# [WHAT TO WORK ON]
Copy out, unchanged, everything from the line containing "y-tick-label-right: 3 — [573, 106, 579, 117]" down to the end of the entries, keeping both the first and last lines.

* begin PROVIDED DATA *

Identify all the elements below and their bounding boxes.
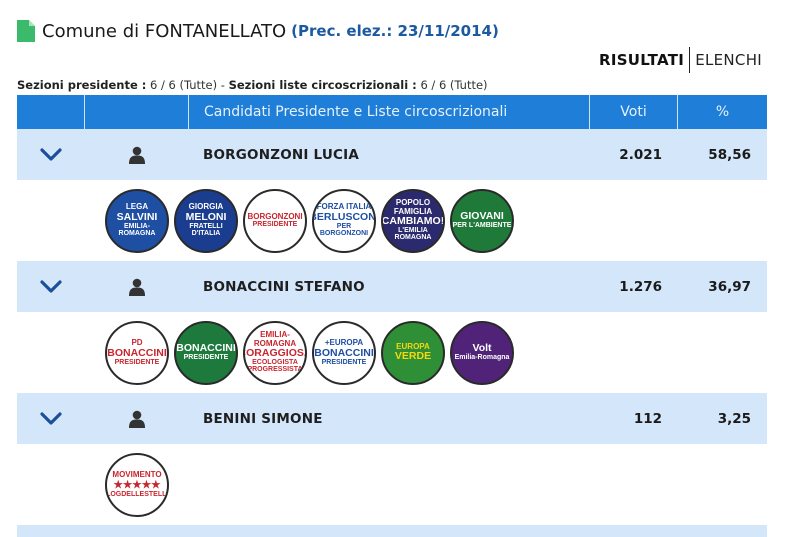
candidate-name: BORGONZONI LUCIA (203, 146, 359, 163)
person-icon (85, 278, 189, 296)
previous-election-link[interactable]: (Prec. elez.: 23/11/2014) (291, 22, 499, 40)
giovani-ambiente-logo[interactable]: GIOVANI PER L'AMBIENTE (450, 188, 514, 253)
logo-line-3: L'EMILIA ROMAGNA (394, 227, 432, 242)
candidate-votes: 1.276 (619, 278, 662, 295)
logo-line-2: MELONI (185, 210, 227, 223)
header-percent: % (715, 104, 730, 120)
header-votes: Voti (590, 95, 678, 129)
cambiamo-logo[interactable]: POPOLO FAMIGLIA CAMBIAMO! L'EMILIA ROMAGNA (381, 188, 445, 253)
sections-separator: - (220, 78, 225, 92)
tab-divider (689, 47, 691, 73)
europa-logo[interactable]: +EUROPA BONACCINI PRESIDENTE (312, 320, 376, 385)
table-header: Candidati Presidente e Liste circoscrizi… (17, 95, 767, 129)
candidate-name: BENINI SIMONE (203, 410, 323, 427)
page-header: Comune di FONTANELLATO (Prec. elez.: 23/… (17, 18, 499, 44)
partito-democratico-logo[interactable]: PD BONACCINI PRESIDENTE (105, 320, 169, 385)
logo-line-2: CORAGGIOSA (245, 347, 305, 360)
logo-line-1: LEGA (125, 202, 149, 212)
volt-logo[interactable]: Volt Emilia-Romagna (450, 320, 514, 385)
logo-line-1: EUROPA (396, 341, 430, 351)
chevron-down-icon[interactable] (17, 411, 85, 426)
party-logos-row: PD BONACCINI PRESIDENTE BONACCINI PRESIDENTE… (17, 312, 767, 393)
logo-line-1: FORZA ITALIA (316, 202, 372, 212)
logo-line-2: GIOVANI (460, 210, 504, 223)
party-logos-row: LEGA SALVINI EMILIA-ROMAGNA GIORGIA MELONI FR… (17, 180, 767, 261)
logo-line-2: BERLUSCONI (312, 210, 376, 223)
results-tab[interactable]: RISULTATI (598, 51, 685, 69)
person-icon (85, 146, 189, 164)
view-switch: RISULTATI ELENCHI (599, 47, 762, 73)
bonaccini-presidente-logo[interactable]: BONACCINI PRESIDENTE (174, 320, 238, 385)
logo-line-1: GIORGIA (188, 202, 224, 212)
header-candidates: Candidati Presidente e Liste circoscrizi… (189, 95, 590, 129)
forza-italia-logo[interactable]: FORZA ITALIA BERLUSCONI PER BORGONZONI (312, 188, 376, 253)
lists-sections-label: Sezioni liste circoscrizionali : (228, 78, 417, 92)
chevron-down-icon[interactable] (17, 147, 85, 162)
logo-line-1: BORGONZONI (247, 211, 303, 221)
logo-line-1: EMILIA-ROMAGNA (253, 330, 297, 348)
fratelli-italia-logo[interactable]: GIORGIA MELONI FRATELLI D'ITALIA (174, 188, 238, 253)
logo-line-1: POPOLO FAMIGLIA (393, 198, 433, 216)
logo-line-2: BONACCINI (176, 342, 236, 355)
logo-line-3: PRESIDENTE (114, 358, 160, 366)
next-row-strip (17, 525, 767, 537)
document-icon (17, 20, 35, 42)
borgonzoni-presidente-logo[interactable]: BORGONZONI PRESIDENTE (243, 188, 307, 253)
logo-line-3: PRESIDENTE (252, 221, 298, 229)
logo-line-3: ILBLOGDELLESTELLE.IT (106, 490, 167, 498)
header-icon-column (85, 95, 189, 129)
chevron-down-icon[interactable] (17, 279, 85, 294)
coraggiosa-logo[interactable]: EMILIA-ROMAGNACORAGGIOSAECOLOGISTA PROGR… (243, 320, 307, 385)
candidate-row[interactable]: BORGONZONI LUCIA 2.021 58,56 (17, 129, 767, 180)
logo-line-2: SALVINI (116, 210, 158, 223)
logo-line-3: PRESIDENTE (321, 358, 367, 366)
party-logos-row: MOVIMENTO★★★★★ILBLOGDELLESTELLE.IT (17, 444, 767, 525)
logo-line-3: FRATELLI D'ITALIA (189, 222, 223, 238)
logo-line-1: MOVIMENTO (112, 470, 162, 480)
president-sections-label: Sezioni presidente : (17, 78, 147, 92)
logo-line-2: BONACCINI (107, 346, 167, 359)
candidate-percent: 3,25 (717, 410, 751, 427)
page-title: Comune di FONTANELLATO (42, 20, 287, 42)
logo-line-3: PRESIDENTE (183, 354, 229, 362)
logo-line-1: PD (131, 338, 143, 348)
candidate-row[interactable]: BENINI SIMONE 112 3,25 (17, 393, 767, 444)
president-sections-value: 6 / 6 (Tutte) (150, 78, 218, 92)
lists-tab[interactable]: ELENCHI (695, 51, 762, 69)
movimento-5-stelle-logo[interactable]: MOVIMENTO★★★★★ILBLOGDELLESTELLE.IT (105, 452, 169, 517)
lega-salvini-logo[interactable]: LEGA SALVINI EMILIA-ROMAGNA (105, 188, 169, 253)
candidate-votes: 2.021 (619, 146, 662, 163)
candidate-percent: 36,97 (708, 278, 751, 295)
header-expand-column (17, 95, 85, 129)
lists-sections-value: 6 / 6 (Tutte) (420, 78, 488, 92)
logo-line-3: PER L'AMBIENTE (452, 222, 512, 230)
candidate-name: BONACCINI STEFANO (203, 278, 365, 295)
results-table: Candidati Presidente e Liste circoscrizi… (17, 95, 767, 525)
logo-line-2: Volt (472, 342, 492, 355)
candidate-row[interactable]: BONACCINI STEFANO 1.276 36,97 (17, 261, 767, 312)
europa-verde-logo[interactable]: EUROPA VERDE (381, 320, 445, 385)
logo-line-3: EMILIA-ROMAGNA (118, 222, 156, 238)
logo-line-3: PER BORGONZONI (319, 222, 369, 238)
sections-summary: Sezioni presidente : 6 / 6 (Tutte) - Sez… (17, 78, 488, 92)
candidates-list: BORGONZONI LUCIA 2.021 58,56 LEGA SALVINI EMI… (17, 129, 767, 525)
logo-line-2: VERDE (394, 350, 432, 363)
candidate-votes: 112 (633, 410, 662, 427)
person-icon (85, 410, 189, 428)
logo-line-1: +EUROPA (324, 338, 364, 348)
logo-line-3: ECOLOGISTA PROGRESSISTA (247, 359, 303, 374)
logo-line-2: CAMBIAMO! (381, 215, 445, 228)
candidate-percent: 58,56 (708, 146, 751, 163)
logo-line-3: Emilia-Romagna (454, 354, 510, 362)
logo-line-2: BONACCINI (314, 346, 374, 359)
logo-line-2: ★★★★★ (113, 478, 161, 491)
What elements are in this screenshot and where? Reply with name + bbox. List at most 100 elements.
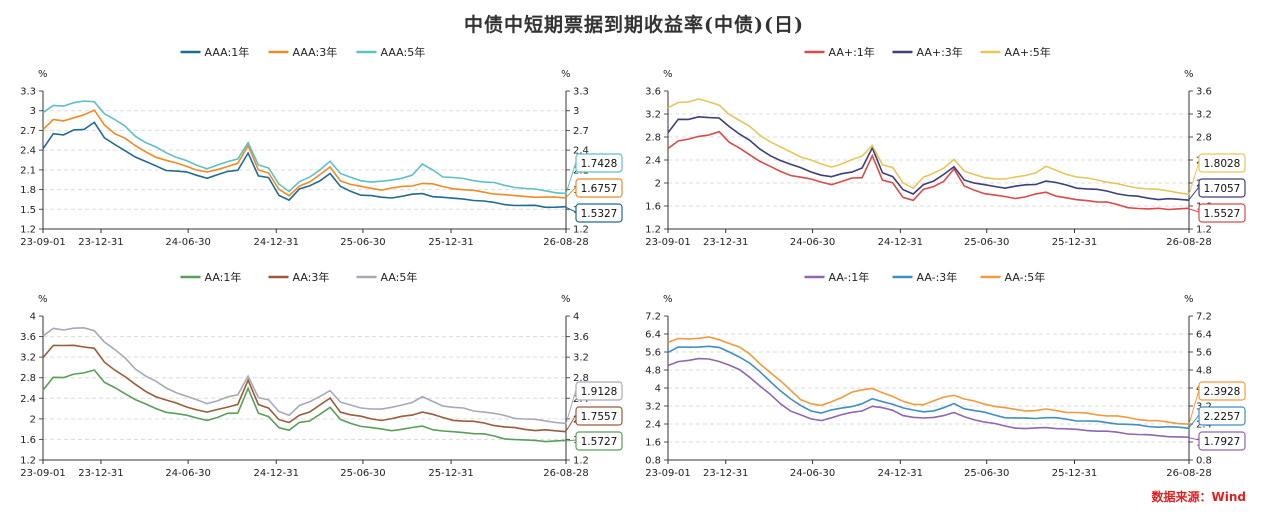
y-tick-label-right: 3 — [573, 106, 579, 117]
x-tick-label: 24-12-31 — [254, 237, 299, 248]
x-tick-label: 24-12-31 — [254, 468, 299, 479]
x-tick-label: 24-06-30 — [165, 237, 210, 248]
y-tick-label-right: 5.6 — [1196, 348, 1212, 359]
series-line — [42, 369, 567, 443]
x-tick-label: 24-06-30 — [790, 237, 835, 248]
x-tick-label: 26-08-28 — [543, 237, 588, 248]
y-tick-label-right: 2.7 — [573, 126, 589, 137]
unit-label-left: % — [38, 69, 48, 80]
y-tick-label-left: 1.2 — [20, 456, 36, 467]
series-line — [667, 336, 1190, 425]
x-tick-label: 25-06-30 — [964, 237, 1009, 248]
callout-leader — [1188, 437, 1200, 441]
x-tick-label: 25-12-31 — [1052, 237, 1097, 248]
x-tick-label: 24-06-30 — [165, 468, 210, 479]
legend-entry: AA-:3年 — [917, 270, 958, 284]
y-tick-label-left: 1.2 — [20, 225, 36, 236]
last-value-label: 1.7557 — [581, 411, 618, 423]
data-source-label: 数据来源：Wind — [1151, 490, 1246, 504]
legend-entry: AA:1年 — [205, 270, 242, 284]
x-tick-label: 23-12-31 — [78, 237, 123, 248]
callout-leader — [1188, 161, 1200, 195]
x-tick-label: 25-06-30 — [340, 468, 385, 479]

* end PROVIDED DATA *

# [FULL SOLUTION]
y-tick-label-right: 3 — [573, 106, 579, 117]
x-tick-label: 24-12-31 — [254, 237, 299, 248]
x-tick-label: 24-12-31 — [254, 468, 299, 479]
x-tick-label: 24-06-30 — [165, 237, 210, 248]
y-tick-label-right: 5.6 — [1196, 348, 1212, 359]
series-line — [42, 369, 567, 443]
x-tick-label: 24-06-30 — [790, 237, 835, 248]
x-tick-label: 26-08-28 — [543, 237, 588, 248]
y-tick-label-right: 2.7 — [573, 126, 589, 137]
unit-label-left: % — [38, 69, 48, 80]
y-tick-label-left: 1.2 — [20, 456, 36, 467]
series-line — [667, 336, 1190, 425]
x-tick-label: 25-06-30 — [964, 237, 1009, 248]
callout-leader — [1188, 437, 1200, 441]
x-tick-label: 25-12-31 — [1052, 237, 1097, 248]
x-tick-label: 24-06-30 — [165, 468, 210, 479]
legend-entry: AA-:3年 — [917, 270, 958, 284]
y-tick-label-left: 1.2 — [20, 225, 36, 236]
last-value-label: 1.7557 — [581, 411, 618, 423]
data-source-label: 数据来源：Wind — [1151, 490, 1246, 504]
legend-entry: AA:1年 — [205, 270, 242, 284]
x-tick-label: 23-12-31 — [78, 237, 123, 248]
callout-leader — [1188, 161, 1200, 195]
x-tick-label: 25-06-30 — [340, 468, 385, 479]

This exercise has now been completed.